» AIM
Extract the full listing verbatim and drop any pictures from your copy.

# START OF DATA FOR THIS TASK

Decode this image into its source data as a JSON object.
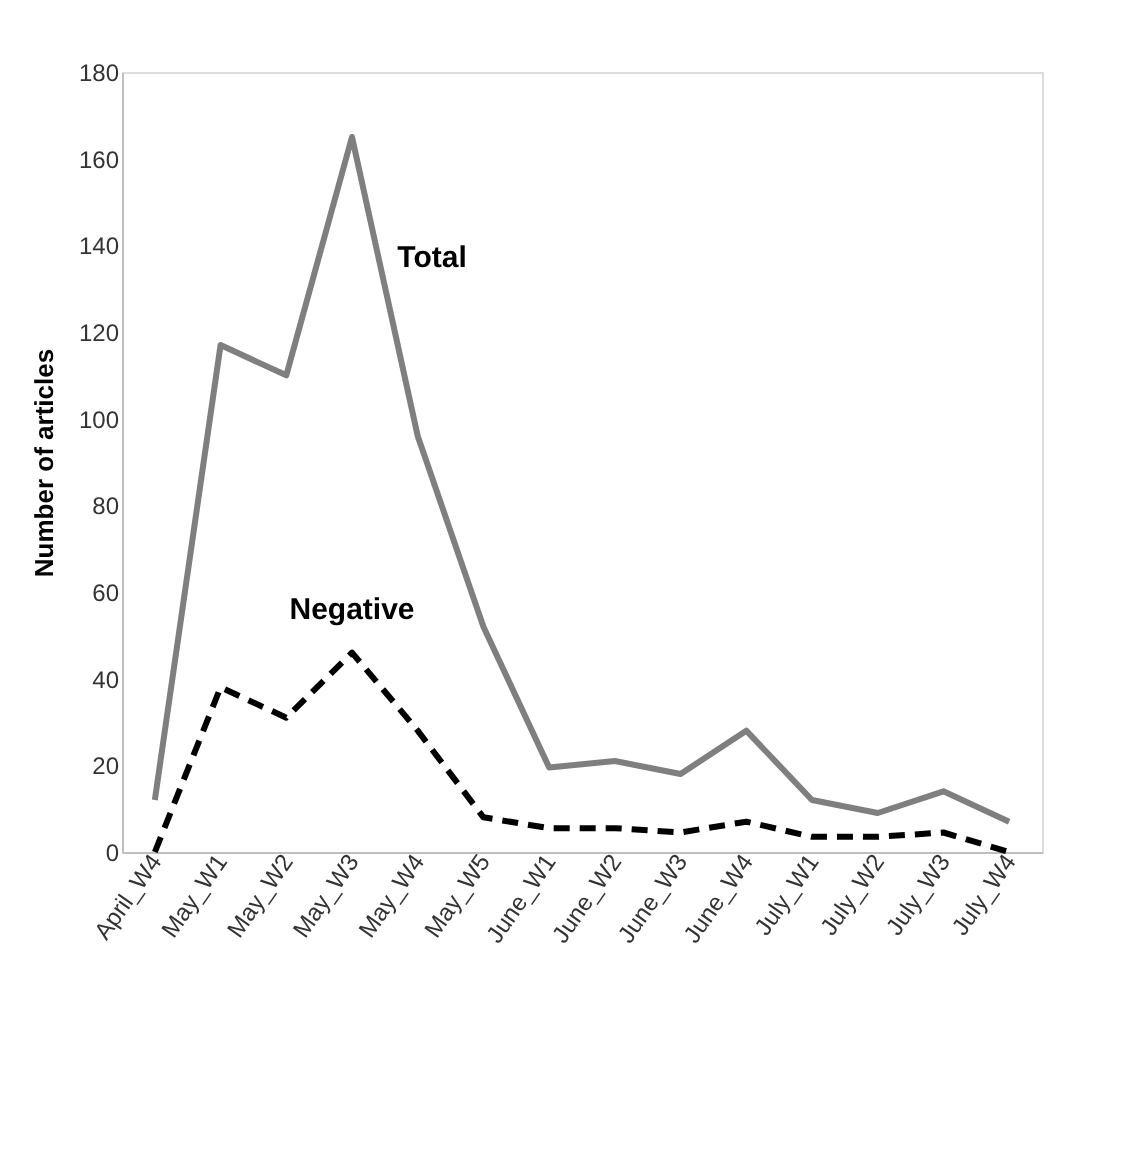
{
  "chart_data": {
    "type": "line",
    "ylabel": "Number of articles",
    "categories": [
      "April_W4",
      "May_W1",
      "May_W2",
      "May_W3",
      "May_W4",
      "May_W5",
      "June_W1",
      "June_W2",
      "June_W3",
      "June_W4",
      "July_W1",
      "July_W2",
      "July_W3",
      "July_W4"
    ],
    "series": [
      {
        "name": "Total",
        "color": "#7f7f7f",
        "line_style": "solid",
        "values": [
          12,
          117,
          110,
          165,
          96,
          52,
          19.5,
          21,
          18,
          28,
          12,
          9,
          14,
          7
        ]
      },
      {
        "name": "Negative",
        "color": "#000000",
        "line_style": "dashed",
        "values": [
          0,
          38,
          31,
          46,
          28,
          8,
          5.5,
          5.5,
          4.5,
          7,
          3.5,
          3.5,
          4.5,
          0
        ]
      }
    ],
    "ylim": [
      0,
      180
    ],
    "yticks": [
      0,
      20,
      40,
      60,
      80,
      100,
      120,
      140,
      160,
      180
    ],
    "marker": "none"
  }
}
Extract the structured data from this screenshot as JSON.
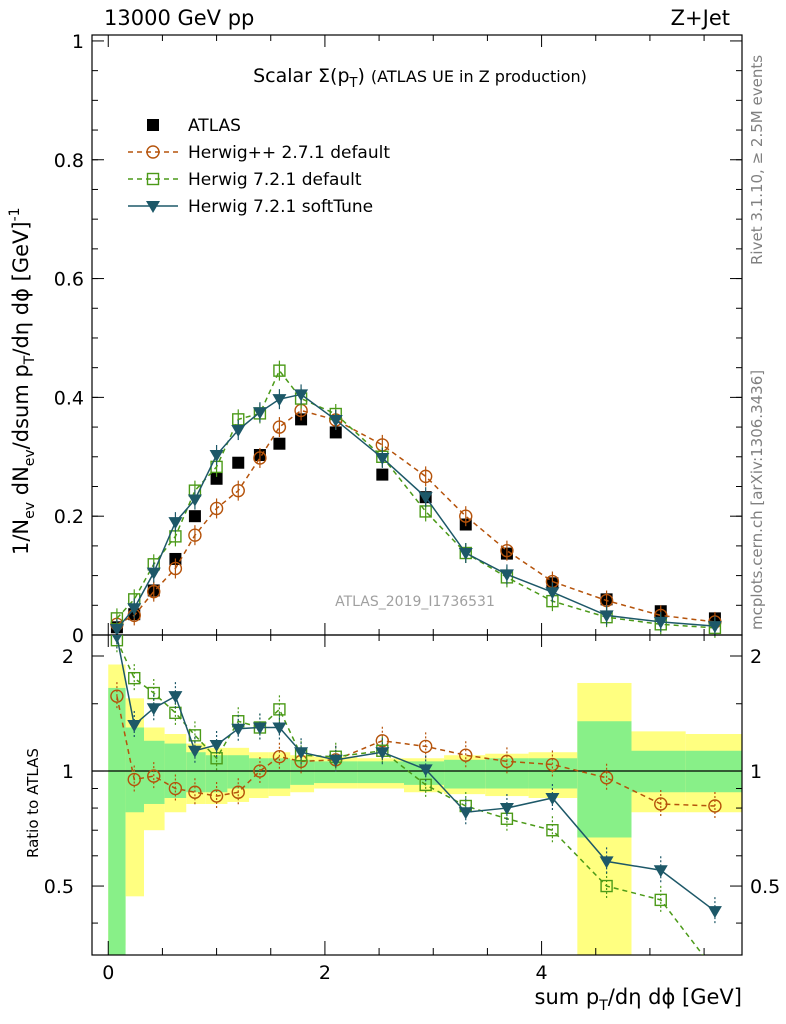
{
  "header": {
    "energy_label": "13000 GeV pp",
    "process_label": "Z+Jet"
  },
  "side_labels": {
    "rivet": "Rivet 3.1.10, ≥ 2.5M events",
    "mcplots": "mcplots.cern.ch [arXiv:1306.3436]"
  },
  "watermark": "ATLAS_2019_I1736531",
  "colors": {
    "atlas": "#000000",
    "herwigpp": "#b5530b",
    "herwig_default": "#4b9a18",
    "herwig_soft": "#1d5868",
    "band_yellow": "#ffff80",
    "band_green": "#88f088"
  },
  "chart_data": [
    {
      "type": "scatter",
      "title": "Scalar Σ(p_T) (ATLAS UE in Z production)",
      "xlabel": "sum p_T/dη dϕ [GeV]",
      "ylabel": "1/N_ev dN_ev/dsum p_T/dη dϕ [GeV]^-1",
      "xlim": [
        -0.15,
        5.85
      ],
      "ylim": [
        0,
        1.01
      ],
      "yticks": [
        "0",
        "0.2",
        "0.4",
        "0.6",
        "0.8",
        "1"
      ],
      "x": [
        0.08,
        0.24,
        0.42,
        0.62,
        0.8,
        1.0,
        1.2,
        1.4,
        1.58,
        1.78,
        2.1,
        2.53,
        2.93,
        3.3,
        3.68,
        4.1,
        4.6,
        5.1,
        5.6
      ],
      "legend_position": "top-left",
      "series": [
        {
          "name": "ATLAS",
          "marker": "filled-square",
          "values": [
            0.013,
            0.035,
            0.075,
            0.128,
            0.2,
            0.263,
            0.29,
            0.303,
            0.322,
            0.363,
            0.341,
            0.27,
            0.232,
            0.186,
            0.137,
            0.087,
            0.06,
            0.04,
            0.028
          ]
        },
        {
          "name": "Herwig++ 2.7.1 default",
          "marker": "open-circle",
          "values": [
            0.018,
            0.033,
            0.073,
            0.112,
            0.168,
            0.213,
            0.243,
            0.298,
            0.35,
            0.378,
            0.362,
            0.32,
            0.267,
            0.2,
            0.142,
            0.09,
            0.058,
            0.033,
            0.022
          ]
        },
        {
          "name": "Herwig 7.2.1 default",
          "marker": "open-square",
          "values": [
            0.028,
            0.06,
            0.119,
            0.166,
            0.243,
            0.283,
            0.363,
            0.373,
            0.445,
            0.398,
            0.372,
            0.3,
            0.208,
            0.138,
            0.097,
            0.057,
            0.03,
            0.018,
            0.012
          ]
        },
        {
          "name": "Herwig 7.2.1 softTune",
          "marker": "filled-triangle-down",
          "values": [
            0.01,
            0.045,
            0.105,
            0.19,
            0.228,
            0.303,
            0.345,
            0.375,
            0.397,
            0.405,
            0.362,
            0.298,
            0.232,
            0.138,
            0.102,
            0.072,
            0.033,
            0.022,
            0.015
          ]
        }
      ]
    },
    {
      "type": "line",
      "ylabel": "Ratio to ATLAS",
      "ylim": [
        0.33,
        2.27
      ],
      "yticks": [
        "0.5",
        "1",
        "2"
      ],
      "xticks": [
        "0",
        "2",
        "4"
      ],
      "x": [
        0.08,
        0.24,
        0.42,
        0.62,
        0.8,
        1.0,
        1.2,
        1.4,
        1.58,
        1.78,
        2.1,
        2.53,
        2.93,
        3.3,
        3.68,
        4.1,
        4.6,
        5.1,
        5.6
      ],
      "series": [
        {
          "name": "Herwig++ 2.7.1 default",
          "values": [
            1.57,
            0.95,
            0.97,
            0.9,
            0.88,
            0.86,
            0.88,
            1.0,
            1.09,
            1.06,
            1.07,
            1.2,
            1.16,
            1.1,
            1.06,
            1.04,
            0.96,
            0.82,
            0.81
          ]
        },
        {
          "name": "Herwig 7.2.1 default",
          "values": [
            2.2,
            1.75,
            1.6,
            1.42,
            1.24,
            1.08,
            1.35,
            1.3,
            1.45,
            1.1,
            1.09,
            1.13,
            0.92,
            0.81,
            0.75,
            0.7,
            0.5,
            0.46,
            0.3
          ]
        },
        {
          "name": "Herwig 7.2.1 softTune",
          "values": [
            2.25,
            1.32,
            1.46,
            1.57,
            1.13,
            1.17,
            1.29,
            1.3,
            1.3,
            1.12,
            1.07,
            1.12,
            1.01,
            0.78,
            0.8,
            0.85,
            0.58,
            0.55,
            0.43
          ]
        }
      ]
    }
  ]
}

# END OF DATA FOR THIS TASK

» TASK RESULT
Decode this image into its source data as a JSON object.
{
  "chart_data": {
    "type": "line",
    "ylabel": "Number of articles",
    "categories": [
      "April_W4",
      "May_W1",
      "May_W2",
      "May_W3",
      "May_W4",
      "May_W5",
      "June_W1",
      "June_W2",
      "June_W3",
      "June_W4",
      "July_W1",
      "July_W2",
      "July_W3",
      "July_W4"
    ],
    "series": [
      {
        "name": "Total",
        "color": "#7f7f7f",
        "line_style": "solid",
        "values": [
          12,
          117,
          110,
          165,
          96,
          52,
          19.5,
          21,
          18,
          28,
          12,
          9,
          14,
          7
        ]
      },
      {
        "name": "Negative",
        "color": "#000000",
        "line_style": "dashed",
        "values": [
          0,
          38,
          31,
          46,
          28,
          8,
          5.5,
          5.5,
          4.5,
          7,
          3.5,
          3.5,
          4.5,
          0
        ]
      }
    ],
    "ylim": [
      0,
      180
    ],
    "yticks": [
      0,
      20,
      40,
      60,
      80,
      100,
      120,
      140,
      160,
      180
    ],
    "marker": "none"
  }
}
Extract the structured data from this screenshot as JSON.
{
  "header": {
    "energy_label": "13000 GeV pp",
    "process_label": "Z+Jet"
  },
  "side_labels": {
    "rivet": "Rivet 3.1.10, ≥ 2.5M events",
    "mcplots": "mcplots.cern.ch [arXiv:1306.3436]"
  },
  "watermark": "ATLAS_2019_I1736531",
  "colors": {
    "atlas": "#000000",
    "herwigpp": "#b5530b",
    "herwig_default": "#4b9a18",
    "herwig_soft": "#1d5868",
    "band_yellow": "#ffff80",
    "band_green": "#88f088"
  },
  "chart_data": [
    {
      "type": "scatter",
      "title": "Scalar Σ(p_T) (ATLAS UE in Z production)",
      "xlabel": "sum p_T/dη dϕ [GeV]",
      "ylabel": "1/N_ev dN_ev/dsum p_T/dη dϕ [GeV]^-1",
      "xlim": [
        -0.15,
        5.85
      ],
      "ylim": [
        0,
        1.01
      ],
      "yticks": [
        "0",
        "0.2",
        "0.4",
        "0.6",
        "0.8",
        "1"
      ],
      "x": [
        0.08,
        0.24,
        0.42,
        0.62,
        0.8,
        1.0,
        1.2,
        1.4,
        1.58,
        1.78,
        2.1,
        2.53,
        2.93,
        3.3,
        3.68,
        4.1,
        4.6,
        5.1,
        5.6
      ],
      "legend_position": "top-left",
      "series": [
        {
          "name": "ATLAS",
          "marker": "filled-square",
          "values": [
            0.013,
            0.035,
            0.075,
            0.128,
            0.2,
            0.263,
            0.29,
            0.303,
            0.322,
            0.363,
            0.341,
            0.27,
            0.232,
            0.186,
            0.137,
            0.087,
            0.06,
            0.04,
            0.028
          ]
        },
        {
          "name": "Herwig++ 2.7.1 default",
          "marker": "open-circle",
          "values": [
            0.018,
            0.033,
            0.073,
            0.112,
            0.168,
            0.213,
            0.243,
            0.298,
            0.35,
            0.378,
            0.362,
            0.32,
            0.267,
            0.2,
            0.142,
            0.09,
            0.058,
            0.033,
            0.022
          ]
        },
        {
          "name": "Herwig 7.2.1 default",
          "marker": "open-square",
          "values": [
            0.028,
            0.06,
            0.119,
            0.166,
            0.243,
            0.283,
            0.363,
            0.373,
            0.445,
            0.398,
            0.372,
            0.3,
            0.208,
            0.138,
            0.097,
            0.057,
            0.03,
            0.018,
            0.012
          ]
        },
        {
          "name": "Herwig 7.2.1 softTune",
          "marker": "filled-triangle-down",
          "values": [
            0.01,
            0.045,
            0.105,
            0.19,
            0.228,
            0.303,
            0.345,
            0.375,
            0.397,
            0.405,
            0.362,
            0.298,
            0.232,
            0.138,
            0.102,
            0.072,
            0.033,
            0.022,
            0.015
          ]
        }
      ]
    },
    {
      "type": "line",
      "ylabel": "Ratio to ATLAS",
      "ylim": [
        0.33,
        2.27
      ],
      "yticks": [
        "0.5",
        "1",
        "2"
      ],
      "xticks": [
        "0",
        "2",
        "4"
      ],
      "x": [
        0.08,
        0.24,
        0.42,
        0.62,
        0.8,
        1.0,
        1.2,
        1.4,
        1.58,
        1.78,
        2.1,
        2.53,
        2.93,
        3.3,
        3.68,
        4.1,
        4.6,
        5.1,
        5.6
      ],
      "series": [
        {
          "name": "Herwig++ 2.7.1 default",
          "values": [
            1.57,
            0.95,
            0.97,
            0.9,
            0.88,
            0.86,
            0.88,
            1.0,
            1.09,
            1.06,
            1.07,
            1.2,
            1.16,
            1.1,
            1.06,
            1.04,
            0.96,
            0.82,
            0.81
          ]
        },
        {
          "name": "Herwig 7.2.1 default",
          "values": [
            2.2,
            1.75,
            1.6,
            1.42,
            1.24,
            1.08,
            1.35,
            1.3,
            1.45,
            1.1,
            1.09,
            1.13,
            0.92,
            0.81,
            0.75,
            0.7,
            0.5,
            0.46,
            0.3
          ]
        },
        {
          "name": "Herwig 7.2.1 softTune",
          "values": [
            2.25,
            1.32,
            1.46,
            1.57,
            1.13,
            1.17,
            1.29,
            1.3,
            1.3,
            1.12,
            1.07,
            1.12,
            1.01,
            0.78,
            0.8,
            0.85,
            0.58,
            0.55,
            0.43
          ]
        }
      ]
    }
  ]
}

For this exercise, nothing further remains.